What to produce:
Will you copy, character for character, the rows below from the line with "setup-app-icon: [7, 7, 23, 23]" through the last row?
──────────
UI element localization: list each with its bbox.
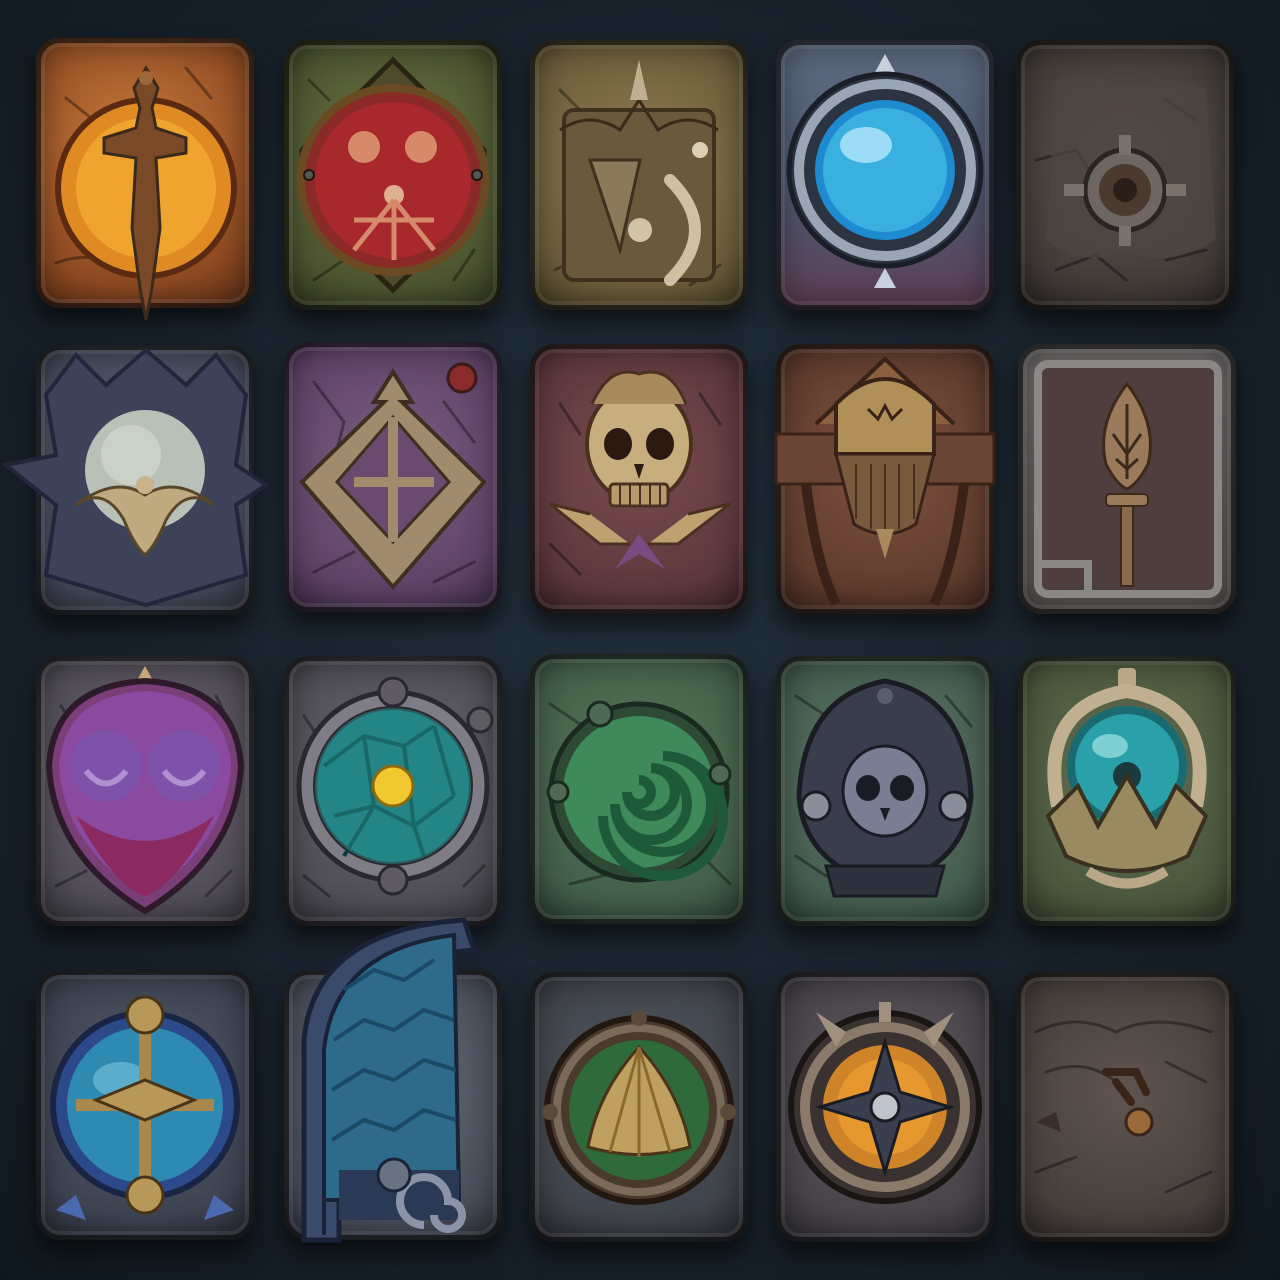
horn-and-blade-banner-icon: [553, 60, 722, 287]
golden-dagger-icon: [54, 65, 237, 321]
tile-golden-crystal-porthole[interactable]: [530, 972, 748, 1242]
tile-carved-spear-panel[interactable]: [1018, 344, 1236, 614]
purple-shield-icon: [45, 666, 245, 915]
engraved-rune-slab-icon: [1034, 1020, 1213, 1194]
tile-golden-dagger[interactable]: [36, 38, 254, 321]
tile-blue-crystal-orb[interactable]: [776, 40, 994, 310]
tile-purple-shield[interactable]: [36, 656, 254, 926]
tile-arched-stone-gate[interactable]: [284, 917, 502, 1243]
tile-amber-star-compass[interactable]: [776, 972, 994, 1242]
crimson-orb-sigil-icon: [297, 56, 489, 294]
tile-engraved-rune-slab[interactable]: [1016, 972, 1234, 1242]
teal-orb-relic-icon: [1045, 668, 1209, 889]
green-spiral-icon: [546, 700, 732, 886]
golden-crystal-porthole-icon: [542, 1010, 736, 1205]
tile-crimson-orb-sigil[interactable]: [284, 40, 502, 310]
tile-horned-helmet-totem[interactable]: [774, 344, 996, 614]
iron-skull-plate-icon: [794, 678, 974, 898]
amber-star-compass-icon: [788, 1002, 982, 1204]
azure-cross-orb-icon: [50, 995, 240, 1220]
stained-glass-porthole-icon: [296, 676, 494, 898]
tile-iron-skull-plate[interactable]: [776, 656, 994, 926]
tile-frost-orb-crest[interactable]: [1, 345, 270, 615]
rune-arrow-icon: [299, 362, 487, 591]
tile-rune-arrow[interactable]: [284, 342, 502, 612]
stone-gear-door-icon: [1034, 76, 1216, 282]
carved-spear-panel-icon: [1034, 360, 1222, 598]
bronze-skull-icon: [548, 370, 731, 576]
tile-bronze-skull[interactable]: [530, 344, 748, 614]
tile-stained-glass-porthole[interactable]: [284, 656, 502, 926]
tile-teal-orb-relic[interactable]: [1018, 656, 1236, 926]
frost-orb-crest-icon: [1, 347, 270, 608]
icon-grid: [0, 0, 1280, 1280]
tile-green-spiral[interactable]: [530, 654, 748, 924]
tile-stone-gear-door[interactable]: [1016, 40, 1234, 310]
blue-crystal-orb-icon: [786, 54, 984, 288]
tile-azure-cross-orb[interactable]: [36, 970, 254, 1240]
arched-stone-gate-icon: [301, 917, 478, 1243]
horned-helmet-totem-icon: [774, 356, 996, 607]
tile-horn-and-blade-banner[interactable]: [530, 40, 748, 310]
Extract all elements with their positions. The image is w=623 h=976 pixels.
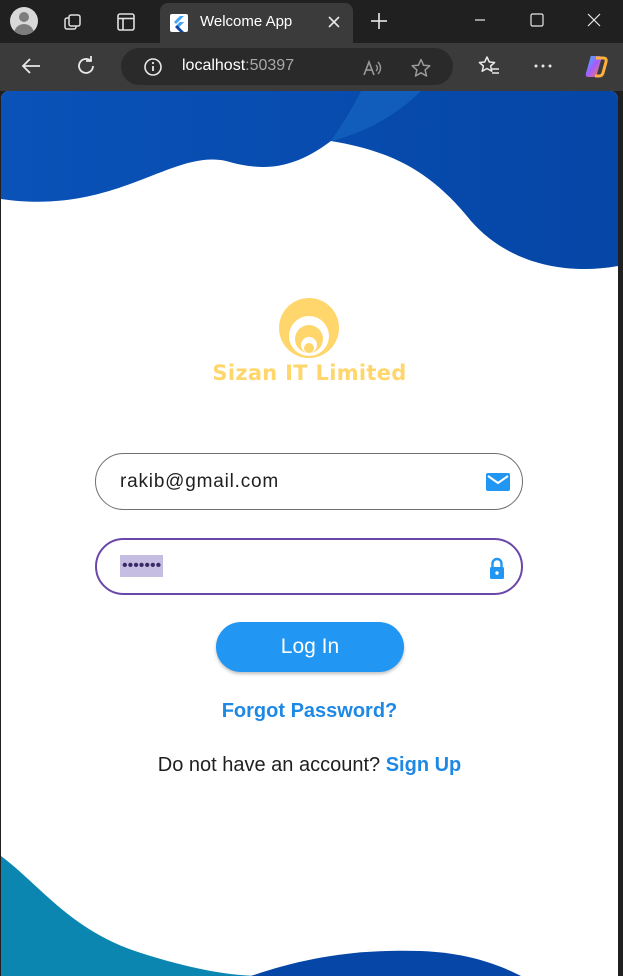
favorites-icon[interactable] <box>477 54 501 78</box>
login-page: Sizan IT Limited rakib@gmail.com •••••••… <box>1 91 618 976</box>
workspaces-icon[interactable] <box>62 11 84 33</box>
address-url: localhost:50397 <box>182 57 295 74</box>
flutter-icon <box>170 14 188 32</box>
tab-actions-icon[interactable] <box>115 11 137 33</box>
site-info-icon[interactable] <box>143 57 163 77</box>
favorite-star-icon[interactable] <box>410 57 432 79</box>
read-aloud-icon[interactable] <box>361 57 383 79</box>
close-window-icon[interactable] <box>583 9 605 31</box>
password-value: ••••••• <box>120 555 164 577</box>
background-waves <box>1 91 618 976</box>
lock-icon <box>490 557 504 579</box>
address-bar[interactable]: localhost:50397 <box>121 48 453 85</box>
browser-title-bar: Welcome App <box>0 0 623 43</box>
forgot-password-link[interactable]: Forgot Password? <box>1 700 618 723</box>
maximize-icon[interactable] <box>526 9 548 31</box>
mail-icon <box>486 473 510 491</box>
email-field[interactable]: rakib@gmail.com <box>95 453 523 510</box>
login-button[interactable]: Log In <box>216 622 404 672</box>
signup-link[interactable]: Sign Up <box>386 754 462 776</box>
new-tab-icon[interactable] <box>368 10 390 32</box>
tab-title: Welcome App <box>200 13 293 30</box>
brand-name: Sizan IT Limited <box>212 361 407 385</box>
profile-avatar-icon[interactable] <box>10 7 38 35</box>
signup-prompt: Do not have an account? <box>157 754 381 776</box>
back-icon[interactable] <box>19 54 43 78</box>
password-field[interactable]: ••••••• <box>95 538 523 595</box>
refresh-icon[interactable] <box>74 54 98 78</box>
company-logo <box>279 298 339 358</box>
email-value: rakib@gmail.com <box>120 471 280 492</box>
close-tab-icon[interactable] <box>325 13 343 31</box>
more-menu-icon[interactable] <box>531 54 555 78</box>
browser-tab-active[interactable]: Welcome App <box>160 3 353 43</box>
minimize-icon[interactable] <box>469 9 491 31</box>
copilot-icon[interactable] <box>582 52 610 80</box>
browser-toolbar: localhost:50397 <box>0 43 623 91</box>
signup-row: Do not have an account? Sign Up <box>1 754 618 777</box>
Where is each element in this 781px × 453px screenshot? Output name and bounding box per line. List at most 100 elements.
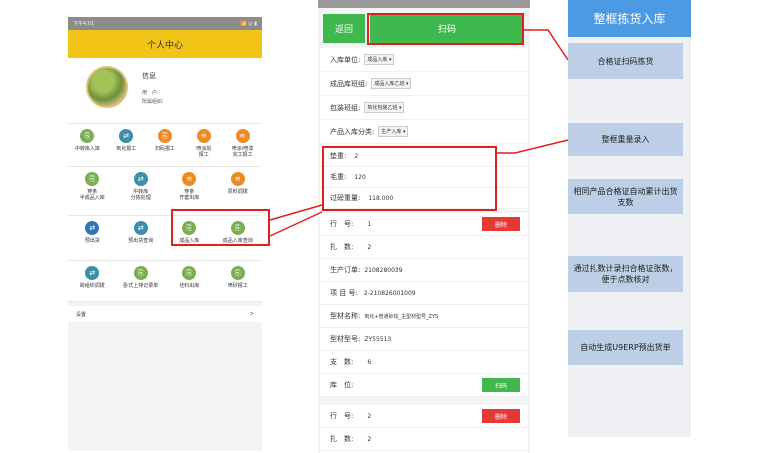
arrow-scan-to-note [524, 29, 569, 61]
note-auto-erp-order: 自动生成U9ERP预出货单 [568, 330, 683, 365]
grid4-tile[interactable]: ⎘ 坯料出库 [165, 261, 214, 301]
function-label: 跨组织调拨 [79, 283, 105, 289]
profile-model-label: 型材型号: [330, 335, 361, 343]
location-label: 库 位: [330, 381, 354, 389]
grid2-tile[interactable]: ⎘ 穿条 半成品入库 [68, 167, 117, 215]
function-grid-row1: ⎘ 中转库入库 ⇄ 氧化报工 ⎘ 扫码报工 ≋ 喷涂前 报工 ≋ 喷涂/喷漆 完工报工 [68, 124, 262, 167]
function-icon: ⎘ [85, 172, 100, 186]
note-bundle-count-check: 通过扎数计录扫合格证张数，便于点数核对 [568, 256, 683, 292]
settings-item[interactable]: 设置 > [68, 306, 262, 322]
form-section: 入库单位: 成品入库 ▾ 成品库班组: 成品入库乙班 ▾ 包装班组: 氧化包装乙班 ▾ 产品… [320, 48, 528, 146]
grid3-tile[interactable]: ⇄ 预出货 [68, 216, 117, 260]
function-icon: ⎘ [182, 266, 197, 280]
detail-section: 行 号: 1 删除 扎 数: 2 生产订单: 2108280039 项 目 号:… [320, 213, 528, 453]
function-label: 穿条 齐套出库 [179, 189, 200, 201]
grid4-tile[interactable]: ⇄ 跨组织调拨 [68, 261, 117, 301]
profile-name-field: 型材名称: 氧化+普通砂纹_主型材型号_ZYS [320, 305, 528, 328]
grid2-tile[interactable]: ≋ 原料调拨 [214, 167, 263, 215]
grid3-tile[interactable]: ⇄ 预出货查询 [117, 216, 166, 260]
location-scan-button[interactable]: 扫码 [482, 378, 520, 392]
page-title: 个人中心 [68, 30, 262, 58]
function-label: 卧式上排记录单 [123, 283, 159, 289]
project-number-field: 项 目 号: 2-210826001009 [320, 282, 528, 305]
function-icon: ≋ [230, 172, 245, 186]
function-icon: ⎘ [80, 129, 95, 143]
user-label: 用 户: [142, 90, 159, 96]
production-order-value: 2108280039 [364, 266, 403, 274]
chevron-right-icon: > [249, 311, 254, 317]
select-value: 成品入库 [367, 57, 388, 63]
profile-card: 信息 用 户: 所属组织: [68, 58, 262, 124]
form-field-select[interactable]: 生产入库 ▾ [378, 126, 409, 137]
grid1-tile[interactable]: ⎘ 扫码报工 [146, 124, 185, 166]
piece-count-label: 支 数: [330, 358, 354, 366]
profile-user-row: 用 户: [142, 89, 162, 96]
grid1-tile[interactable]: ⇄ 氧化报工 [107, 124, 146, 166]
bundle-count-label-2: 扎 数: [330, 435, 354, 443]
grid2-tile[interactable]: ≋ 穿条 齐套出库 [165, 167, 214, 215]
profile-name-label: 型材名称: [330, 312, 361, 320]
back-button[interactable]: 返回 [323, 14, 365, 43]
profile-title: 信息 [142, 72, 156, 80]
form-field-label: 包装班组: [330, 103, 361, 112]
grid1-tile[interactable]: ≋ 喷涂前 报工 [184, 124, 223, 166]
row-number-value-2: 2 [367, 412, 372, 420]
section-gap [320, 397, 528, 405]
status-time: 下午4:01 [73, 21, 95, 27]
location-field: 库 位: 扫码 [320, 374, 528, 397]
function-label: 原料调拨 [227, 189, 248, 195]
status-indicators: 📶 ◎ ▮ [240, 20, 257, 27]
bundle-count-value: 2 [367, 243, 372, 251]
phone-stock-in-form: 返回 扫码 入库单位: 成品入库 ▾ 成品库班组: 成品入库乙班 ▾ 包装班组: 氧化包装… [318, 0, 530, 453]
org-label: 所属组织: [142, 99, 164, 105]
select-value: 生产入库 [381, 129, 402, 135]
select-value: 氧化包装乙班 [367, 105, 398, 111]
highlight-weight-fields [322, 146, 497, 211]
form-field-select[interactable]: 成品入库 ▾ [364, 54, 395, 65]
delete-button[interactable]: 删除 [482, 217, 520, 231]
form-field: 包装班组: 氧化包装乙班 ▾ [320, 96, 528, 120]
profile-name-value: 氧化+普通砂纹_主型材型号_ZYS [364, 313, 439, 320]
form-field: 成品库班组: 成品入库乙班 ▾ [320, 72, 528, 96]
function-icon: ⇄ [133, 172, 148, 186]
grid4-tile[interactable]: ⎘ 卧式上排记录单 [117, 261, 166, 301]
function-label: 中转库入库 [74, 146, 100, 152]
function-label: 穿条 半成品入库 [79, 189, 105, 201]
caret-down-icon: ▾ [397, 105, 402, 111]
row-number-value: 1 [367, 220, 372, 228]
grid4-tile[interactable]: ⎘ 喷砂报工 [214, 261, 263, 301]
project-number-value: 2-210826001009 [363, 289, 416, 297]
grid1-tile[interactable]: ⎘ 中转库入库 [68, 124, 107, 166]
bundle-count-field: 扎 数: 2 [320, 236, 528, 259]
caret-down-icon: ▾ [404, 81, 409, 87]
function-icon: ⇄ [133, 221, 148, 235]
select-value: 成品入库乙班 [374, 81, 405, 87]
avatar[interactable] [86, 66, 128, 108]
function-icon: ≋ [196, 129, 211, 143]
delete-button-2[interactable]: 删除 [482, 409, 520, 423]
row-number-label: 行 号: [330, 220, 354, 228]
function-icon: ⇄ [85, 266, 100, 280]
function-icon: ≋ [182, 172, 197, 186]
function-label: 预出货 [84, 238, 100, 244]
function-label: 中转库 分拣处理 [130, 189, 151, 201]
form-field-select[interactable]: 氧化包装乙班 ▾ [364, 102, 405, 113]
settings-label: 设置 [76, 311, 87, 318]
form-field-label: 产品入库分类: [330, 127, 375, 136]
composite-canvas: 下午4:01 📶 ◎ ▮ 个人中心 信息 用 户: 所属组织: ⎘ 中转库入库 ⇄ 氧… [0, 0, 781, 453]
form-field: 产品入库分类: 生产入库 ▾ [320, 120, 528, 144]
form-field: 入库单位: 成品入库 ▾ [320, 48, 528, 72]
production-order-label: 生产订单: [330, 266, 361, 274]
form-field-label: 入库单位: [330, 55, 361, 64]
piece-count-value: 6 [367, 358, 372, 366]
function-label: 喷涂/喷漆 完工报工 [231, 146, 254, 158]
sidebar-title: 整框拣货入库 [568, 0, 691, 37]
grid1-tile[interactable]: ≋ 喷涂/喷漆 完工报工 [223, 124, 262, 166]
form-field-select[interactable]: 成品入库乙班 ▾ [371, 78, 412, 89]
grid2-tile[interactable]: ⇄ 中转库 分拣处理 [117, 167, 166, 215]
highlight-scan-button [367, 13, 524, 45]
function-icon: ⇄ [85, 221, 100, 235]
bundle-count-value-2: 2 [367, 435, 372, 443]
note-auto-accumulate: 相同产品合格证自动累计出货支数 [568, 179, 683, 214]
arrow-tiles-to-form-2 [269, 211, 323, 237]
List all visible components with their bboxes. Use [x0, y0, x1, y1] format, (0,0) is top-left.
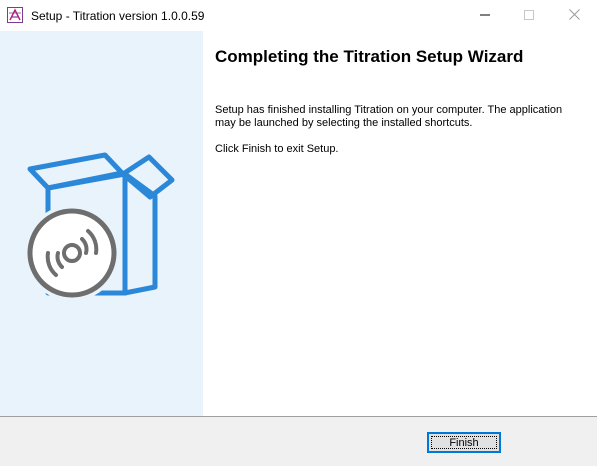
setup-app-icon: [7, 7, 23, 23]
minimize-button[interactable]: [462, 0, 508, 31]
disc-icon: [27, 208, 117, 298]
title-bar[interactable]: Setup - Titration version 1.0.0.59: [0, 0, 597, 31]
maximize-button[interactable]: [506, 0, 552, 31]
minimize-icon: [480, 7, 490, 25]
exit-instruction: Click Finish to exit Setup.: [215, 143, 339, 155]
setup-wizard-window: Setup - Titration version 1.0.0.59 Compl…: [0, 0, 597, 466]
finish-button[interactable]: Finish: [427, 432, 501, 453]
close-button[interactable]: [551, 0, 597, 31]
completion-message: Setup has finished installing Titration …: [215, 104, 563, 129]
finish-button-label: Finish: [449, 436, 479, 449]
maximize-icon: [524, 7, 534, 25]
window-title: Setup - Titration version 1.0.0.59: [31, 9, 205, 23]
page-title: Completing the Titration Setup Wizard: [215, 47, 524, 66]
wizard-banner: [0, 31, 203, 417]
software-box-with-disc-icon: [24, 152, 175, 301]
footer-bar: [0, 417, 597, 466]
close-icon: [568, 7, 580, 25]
──────────
Exercise solution:
setup-app-icon: [7, 7, 23, 23]
minimize-button[interactable]: [462, 0, 508, 31]
disc-icon: [27, 208, 117, 298]
title-bar[interactable]: Setup - Titration version 1.0.0.59: [0, 0, 597, 31]
maximize-button[interactable]: [506, 0, 552, 31]
minimize-icon: [480, 7, 490, 25]
exit-instruction: Click Finish to exit Setup.: [215, 143, 339, 155]
setup-wizard-window: Setup - Titration version 1.0.0.59 Compl…: [0, 0, 597, 466]
finish-button[interactable]: Finish: [427, 432, 501, 453]
close-button[interactable]: [551, 0, 597, 31]
completion-message: Setup has finished installing Titration …: [215, 104, 563, 129]
finish-button-label: Finish: [449, 436, 479, 449]
maximize-icon: [524, 7, 534, 25]
window-title: Setup - Titration version 1.0.0.59: [31, 9, 205, 23]
page-title: Completing the Titration Setup Wizard: [215, 47, 524, 66]
wizard-banner: [0, 31, 203, 417]
software-box-with-disc-icon: [24, 152, 175, 301]
footer-bar: [0, 417, 597, 466]
close-icon: [568, 7, 580, 25]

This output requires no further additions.